[START]

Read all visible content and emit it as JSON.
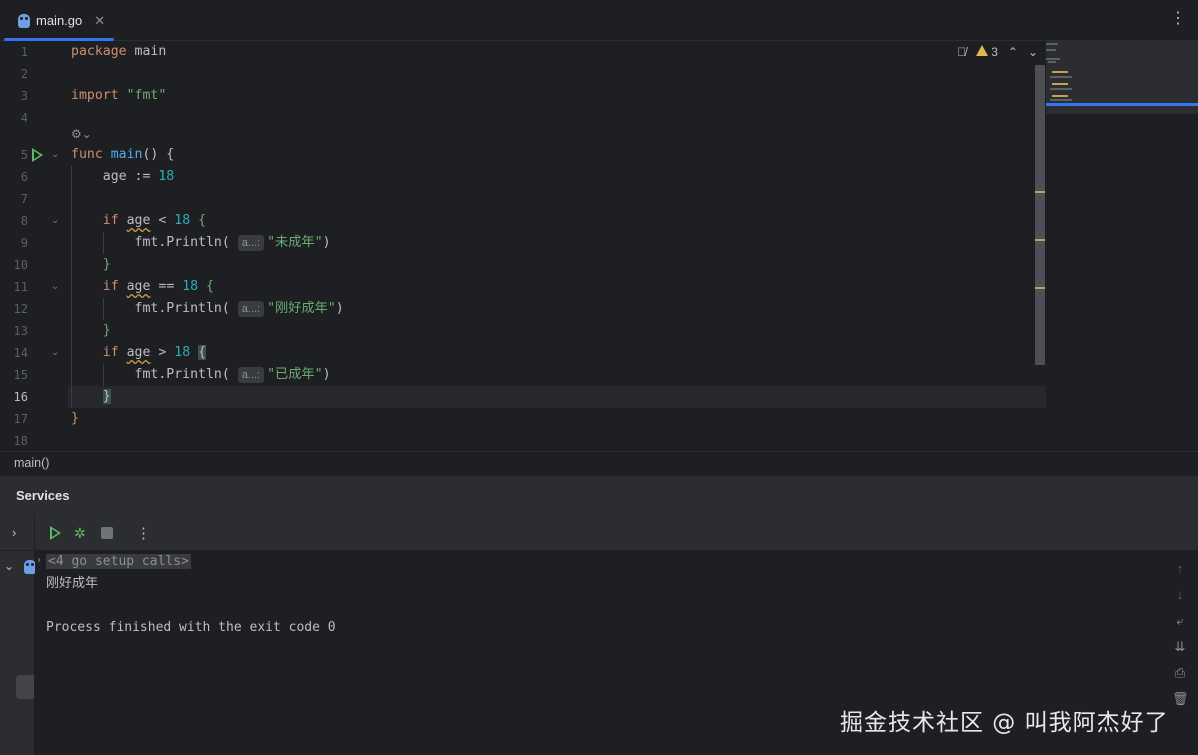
{
  "tab": {
    "label": "main.go",
    "close": "✕"
  },
  "editor": {
    "inspection": {
      "warning_count": "3"
    },
    "line_numbers": [
      "1",
      "2",
      "3",
      "4",
      "5",
      "6",
      "7",
      "8",
      "9",
      "10",
      "11",
      "12",
      "13",
      "14",
      "15",
      "16",
      "17",
      "18"
    ],
    "code": {
      "l1_kw": "package",
      "l1_name": "main",
      "l3_kw": "import",
      "l3_str": "\"fmt\"",
      "l5_kw": "func",
      "l5_fn": "main",
      "l5_rest": "() {",
      "l6_var": "age",
      "l6_op": " := ",
      "l6_num": "18",
      "l8_kw": "if",
      "l8_var": "age",
      "l8_op": " < ",
      "l8_num": "18",
      "println": "fmt.Println(",
      "hint": "a...:",
      "l9_str": "\"未成年\"",
      "l11_kw": "if",
      "l11_var": "age",
      "l11_op": " == ",
      "l11_num": "18",
      "l12_str": "\"刚好成年\"",
      "l14_kw": "if",
      "l14_var": "age",
      "l14_op": " > ",
      "l14_num": "18",
      "l15_str": "\"已成年\"",
      "close_paren": ")",
      "open_brace": "{",
      "close_brace": "}"
    }
  },
  "breadcrumb": "main()",
  "services": {
    "title": "Services",
    "console": {
      "setup_calls": "<4 go setup calls>",
      "output": "刚好成年",
      "exit_message": "Process finished with the exit code 0"
    }
  },
  "watermark": "掘金技术社区 @ 叫我阿杰好了",
  "colors": {
    "accent": "#3574f0",
    "run_green": "#5fb865",
    "warning": "#e0b94a",
    "keyword": "#cf8e6d",
    "string": "#6aab73",
    "number": "#2aacb8",
    "function": "#56a8f5"
  },
  "icons": [
    "gopher-icon",
    "more-vertical-icon",
    "reader-mode-icon",
    "warning-icon",
    "chevron-up-icon",
    "chevron-down-icon",
    "run-icon",
    "fold-icon",
    "generate-icon",
    "expand-icon",
    "debug-icon",
    "stop-icon",
    "scroll-up-icon",
    "scroll-down-icon",
    "soft-wrap-icon",
    "scroll-to-end-icon",
    "print-icon",
    "trash-icon"
  ]
}
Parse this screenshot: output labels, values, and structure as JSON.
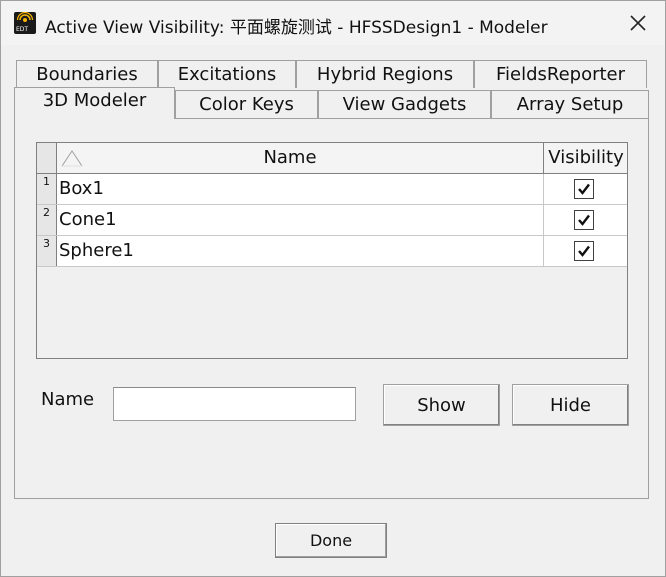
{
  "window": {
    "title": "Active View Visibility: 平面螺旋测试 - HFSSDesign1 - Modeler",
    "app_icon": "edt-icon",
    "app_icon_text": "EDT",
    "close_icon": "close-icon"
  },
  "tabs": {
    "row_back": [
      "Boundaries",
      "Excitations",
      "Hybrid Regions",
      "FieldsReporter"
    ],
    "row_front": [
      "3D Modeler",
      "Color Keys",
      "View Gadgets",
      "Array Setup"
    ],
    "active": "3D Modeler"
  },
  "grid": {
    "columns": [
      "Name",
      "Visibility"
    ],
    "rows": [
      {
        "num": "1",
        "name": "Box1",
        "visible": true
      },
      {
        "num": "2",
        "name": "Cone1",
        "visible": true
      },
      {
        "num": "3",
        "name": "Sphere1",
        "visible": true
      }
    ]
  },
  "form": {
    "name_label": "Name",
    "name_value": "",
    "show_label": "Show",
    "hide_label": "Hide"
  },
  "footer": {
    "done_label": "Done"
  }
}
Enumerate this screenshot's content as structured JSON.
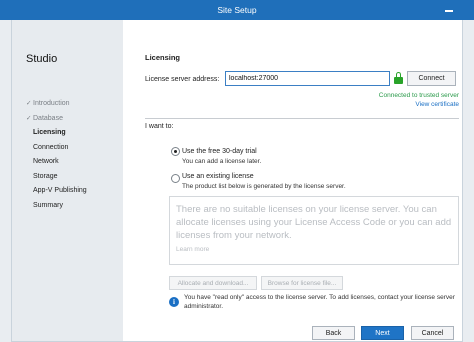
{
  "window": {
    "title": "Site Setup"
  },
  "sidebar": {
    "app_name": "Studio",
    "items": [
      {
        "label": "Introduction",
        "state": "done"
      },
      {
        "label": "Database",
        "state": "done"
      },
      {
        "label": "Licensing",
        "state": "active"
      },
      {
        "label": "Connection",
        "state": "pending"
      },
      {
        "label": "Network",
        "state": "pending"
      },
      {
        "label": "Storage",
        "state": "pending"
      },
      {
        "label": "App-V Publishing",
        "state": "pending"
      },
      {
        "label": "Summary",
        "state": "pending"
      }
    ]
  },
  "main": {
    "heading": "Licensing",
    "server_address_label": "License server address:",
    "server_address_value": "localhost:27000",
    "connect_label": "Connect",
    "status": "Connected to trusted server",
    "view_certificate": "View certificate",
    "i_want_to": "I want to:",
    "options": [
      {
        "label": "Use the free 30-day trial",
        "description": "You can add a license later.",
        "selected": true
      },
      {
        "label": "Use an existing license",
        "description": "The product list below is generated by the license server.",
        "selected": false
      }
    ],
    "empty_message": "There are no suitable licenses on your license server. You can allocate licenses using your License Access Code or you can add licenses from your network.",
    "learn_more": "Learn more",
    "allocate_label": "Allocate and download...",
    "browse_label": "Browse for license file...",
    "info_message": "You have \"read only\" access to the license server. To add licenses, contact your license server administrator."
  },
  "footer": {
    "back": "Back",
    "next": "Next",
    "cancel": "Cancel"
  },
  "colors": {
    "titlebar": "#1f6fba",
    "accent": "#1f74c6",
    "success": "#2a9a4a",
    "lock": "#29a329"
  },
  "icons": [
    "minimize-icon",
    "checkmark-icon",
    "lock-icon",
    "info-icon"
  ]
}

[END]

▶ **Do this**:
Where a line in the material above holds "scroll", copy that line.

▶ **The result**:
    "scroll-up-icon",
    "scroll-down-icon",
    "scroll-to-end-icon",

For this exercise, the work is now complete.